Work required —
Copy each line containing the word "JSON" from the records that follow, please.

Data rows —
○ ○ ○ ○ ○

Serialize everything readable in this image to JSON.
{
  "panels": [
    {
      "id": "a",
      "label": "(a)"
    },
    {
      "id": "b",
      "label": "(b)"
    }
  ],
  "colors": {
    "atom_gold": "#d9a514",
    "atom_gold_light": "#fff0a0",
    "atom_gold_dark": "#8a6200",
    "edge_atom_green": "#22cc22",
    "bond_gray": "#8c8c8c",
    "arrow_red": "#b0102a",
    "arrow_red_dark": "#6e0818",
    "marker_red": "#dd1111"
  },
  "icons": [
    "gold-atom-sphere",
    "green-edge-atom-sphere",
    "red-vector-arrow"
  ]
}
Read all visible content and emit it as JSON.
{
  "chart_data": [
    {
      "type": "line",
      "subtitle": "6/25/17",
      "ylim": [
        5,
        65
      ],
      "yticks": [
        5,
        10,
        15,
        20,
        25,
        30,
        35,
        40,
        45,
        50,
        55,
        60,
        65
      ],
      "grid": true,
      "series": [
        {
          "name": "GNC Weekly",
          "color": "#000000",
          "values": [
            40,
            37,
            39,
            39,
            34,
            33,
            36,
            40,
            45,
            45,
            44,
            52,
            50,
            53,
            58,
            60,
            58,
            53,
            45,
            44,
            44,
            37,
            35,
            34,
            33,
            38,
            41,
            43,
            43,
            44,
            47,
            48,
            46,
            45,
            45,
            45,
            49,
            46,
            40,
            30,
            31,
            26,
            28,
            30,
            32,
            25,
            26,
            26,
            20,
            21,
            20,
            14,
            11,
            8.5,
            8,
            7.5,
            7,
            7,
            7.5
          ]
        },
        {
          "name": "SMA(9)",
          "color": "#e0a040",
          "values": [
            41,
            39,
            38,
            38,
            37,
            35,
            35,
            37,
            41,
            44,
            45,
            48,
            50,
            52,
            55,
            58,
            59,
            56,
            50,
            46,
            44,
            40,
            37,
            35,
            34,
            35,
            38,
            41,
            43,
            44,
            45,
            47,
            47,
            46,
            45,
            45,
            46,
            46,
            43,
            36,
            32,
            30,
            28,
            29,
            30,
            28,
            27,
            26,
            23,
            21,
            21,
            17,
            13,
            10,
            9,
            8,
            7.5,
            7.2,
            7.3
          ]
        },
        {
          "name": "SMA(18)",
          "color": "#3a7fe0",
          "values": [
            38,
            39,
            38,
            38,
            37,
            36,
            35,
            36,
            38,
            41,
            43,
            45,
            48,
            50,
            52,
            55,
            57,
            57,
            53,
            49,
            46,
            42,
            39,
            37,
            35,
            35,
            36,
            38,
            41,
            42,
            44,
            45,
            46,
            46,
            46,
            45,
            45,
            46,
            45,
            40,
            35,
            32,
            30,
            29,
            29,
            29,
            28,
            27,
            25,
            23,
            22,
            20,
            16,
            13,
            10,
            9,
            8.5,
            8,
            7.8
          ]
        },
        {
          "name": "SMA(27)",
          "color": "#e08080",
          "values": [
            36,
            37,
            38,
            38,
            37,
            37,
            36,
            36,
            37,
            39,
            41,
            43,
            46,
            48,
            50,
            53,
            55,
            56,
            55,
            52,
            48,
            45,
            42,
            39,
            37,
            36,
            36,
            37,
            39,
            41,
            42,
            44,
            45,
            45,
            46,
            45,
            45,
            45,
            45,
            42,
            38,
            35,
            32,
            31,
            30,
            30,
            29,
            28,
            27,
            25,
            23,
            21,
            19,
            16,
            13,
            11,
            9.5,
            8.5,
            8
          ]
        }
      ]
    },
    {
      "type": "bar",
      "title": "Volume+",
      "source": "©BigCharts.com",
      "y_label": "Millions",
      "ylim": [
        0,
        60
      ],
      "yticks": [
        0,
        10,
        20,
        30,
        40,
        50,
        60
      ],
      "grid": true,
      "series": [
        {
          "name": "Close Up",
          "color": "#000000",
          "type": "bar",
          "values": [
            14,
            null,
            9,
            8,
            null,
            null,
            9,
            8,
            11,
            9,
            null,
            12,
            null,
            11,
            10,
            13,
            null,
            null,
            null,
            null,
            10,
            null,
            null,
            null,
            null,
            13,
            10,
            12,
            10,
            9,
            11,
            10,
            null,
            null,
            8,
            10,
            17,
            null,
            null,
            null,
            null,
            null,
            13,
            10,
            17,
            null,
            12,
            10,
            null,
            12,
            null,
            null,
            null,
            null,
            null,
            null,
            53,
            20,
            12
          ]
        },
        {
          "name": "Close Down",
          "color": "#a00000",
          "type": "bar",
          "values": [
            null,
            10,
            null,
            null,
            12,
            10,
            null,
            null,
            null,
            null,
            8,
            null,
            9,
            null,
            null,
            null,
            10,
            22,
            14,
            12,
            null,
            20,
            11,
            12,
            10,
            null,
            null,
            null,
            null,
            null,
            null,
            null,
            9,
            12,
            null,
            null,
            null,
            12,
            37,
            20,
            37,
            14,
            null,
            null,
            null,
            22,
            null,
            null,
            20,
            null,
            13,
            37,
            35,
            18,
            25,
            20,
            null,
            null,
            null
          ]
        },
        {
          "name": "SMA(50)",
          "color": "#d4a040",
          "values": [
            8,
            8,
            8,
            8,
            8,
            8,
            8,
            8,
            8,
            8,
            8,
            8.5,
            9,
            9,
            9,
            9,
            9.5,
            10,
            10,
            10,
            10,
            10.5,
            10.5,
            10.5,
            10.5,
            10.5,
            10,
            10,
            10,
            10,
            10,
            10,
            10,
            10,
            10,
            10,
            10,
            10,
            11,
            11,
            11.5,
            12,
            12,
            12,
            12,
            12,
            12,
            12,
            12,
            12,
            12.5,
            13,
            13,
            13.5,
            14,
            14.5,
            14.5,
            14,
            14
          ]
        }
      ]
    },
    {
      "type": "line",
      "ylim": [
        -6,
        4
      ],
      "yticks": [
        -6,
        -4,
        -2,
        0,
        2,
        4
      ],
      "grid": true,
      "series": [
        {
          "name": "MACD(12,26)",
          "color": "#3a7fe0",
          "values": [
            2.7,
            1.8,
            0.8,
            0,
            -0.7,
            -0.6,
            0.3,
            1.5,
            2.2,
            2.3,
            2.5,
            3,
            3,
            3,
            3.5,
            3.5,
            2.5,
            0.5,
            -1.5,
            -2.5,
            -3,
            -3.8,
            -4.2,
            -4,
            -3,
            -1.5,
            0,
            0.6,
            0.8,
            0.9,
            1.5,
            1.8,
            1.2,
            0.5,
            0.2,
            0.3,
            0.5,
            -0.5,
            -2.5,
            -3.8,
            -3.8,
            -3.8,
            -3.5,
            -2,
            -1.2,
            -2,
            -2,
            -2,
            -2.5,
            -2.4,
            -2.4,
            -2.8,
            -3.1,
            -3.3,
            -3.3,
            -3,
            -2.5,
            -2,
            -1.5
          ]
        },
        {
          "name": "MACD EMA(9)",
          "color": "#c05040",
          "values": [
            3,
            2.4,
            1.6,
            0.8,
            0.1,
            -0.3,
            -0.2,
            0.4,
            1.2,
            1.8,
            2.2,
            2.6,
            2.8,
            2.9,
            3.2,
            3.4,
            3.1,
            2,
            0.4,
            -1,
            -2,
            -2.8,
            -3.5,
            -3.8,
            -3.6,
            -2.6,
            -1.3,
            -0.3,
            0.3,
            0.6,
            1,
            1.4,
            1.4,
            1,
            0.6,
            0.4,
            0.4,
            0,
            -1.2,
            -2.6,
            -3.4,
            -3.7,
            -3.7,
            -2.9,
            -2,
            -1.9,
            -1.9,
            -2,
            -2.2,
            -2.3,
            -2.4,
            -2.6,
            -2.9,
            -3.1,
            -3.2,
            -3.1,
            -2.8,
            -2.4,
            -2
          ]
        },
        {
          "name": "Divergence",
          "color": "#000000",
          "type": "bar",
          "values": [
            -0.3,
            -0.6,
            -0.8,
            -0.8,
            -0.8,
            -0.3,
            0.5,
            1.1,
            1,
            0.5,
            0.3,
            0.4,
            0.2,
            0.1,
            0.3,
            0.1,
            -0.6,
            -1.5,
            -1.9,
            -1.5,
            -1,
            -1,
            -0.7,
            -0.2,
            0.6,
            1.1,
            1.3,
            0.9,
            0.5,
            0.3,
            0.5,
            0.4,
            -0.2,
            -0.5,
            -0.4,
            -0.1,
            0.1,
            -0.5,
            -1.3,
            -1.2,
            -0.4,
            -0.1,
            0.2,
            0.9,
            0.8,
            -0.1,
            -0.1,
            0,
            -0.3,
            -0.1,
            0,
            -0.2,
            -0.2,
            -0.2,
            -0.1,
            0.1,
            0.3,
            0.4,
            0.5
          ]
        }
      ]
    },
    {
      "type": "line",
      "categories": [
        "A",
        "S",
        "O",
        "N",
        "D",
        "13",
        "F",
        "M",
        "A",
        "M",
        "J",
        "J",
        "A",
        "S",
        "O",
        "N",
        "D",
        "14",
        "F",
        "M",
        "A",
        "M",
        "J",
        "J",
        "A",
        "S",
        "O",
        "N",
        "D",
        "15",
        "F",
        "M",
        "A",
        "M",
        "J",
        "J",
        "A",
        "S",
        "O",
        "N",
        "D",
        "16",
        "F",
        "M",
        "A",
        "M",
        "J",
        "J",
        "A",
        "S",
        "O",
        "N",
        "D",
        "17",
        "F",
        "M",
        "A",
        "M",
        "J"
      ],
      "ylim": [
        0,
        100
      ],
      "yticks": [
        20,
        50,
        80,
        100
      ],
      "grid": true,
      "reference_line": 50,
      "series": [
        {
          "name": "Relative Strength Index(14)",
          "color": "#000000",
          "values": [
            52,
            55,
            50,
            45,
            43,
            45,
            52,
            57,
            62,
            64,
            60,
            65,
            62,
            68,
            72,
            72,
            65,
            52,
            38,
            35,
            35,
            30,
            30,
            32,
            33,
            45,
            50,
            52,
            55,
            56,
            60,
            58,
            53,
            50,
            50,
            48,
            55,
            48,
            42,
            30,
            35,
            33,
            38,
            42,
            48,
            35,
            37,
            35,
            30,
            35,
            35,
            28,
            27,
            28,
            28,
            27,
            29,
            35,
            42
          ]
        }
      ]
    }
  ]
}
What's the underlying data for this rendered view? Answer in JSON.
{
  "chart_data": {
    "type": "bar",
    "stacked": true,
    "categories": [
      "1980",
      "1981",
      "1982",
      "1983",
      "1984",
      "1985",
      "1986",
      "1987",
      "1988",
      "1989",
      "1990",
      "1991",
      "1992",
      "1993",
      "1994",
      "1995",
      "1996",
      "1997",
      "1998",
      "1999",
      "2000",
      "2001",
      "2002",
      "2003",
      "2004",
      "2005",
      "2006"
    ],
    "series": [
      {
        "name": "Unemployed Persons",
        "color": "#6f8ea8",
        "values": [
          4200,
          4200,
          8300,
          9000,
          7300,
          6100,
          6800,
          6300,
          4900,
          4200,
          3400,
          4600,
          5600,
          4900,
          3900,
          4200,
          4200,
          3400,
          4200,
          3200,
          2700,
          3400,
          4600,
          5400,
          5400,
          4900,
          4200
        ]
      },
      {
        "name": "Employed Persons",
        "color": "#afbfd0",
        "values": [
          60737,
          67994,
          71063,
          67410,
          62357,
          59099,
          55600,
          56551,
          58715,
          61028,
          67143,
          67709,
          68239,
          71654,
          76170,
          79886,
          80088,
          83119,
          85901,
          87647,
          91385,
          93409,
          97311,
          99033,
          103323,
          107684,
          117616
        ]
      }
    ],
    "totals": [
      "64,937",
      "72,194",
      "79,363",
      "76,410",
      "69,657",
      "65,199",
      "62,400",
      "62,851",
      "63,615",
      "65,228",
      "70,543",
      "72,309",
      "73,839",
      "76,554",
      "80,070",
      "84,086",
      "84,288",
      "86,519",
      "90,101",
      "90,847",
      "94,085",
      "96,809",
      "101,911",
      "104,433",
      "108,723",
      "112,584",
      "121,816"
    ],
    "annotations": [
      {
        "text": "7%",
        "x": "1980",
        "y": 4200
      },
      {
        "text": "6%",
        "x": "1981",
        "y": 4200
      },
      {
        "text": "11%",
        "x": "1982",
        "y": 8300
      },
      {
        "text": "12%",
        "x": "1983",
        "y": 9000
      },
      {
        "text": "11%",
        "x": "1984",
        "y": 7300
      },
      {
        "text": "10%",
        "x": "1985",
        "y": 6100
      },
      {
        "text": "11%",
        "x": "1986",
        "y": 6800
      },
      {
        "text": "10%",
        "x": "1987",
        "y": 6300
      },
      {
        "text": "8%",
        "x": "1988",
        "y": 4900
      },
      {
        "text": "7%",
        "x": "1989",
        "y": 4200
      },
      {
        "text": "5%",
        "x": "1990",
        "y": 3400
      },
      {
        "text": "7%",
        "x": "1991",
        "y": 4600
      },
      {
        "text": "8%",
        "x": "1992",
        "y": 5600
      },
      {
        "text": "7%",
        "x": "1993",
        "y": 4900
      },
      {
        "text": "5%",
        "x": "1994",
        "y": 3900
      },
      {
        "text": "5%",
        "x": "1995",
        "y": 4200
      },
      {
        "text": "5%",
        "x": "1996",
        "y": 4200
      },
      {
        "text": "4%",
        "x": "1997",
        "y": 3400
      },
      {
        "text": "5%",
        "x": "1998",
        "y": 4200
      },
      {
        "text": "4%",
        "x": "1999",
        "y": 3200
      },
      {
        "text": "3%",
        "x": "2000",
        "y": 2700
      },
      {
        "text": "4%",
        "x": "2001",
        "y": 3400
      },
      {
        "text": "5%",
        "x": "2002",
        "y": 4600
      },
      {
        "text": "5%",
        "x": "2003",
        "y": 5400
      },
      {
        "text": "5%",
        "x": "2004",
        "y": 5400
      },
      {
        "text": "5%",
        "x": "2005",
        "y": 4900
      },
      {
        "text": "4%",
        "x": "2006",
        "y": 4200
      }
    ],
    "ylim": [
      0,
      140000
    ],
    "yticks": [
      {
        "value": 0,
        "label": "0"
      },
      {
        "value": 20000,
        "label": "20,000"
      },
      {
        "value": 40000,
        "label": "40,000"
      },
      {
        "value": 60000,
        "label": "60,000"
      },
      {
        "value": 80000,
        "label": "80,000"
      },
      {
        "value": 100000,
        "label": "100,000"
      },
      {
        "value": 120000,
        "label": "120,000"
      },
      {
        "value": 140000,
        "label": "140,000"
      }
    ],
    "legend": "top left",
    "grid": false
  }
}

○ ○ ○ ○ ○

Answer below —
Serialize everything readable in this image to JSON.
Read all visible content and emit it as JSON.
What's the underlying data for this rendered view? Answer in JSON.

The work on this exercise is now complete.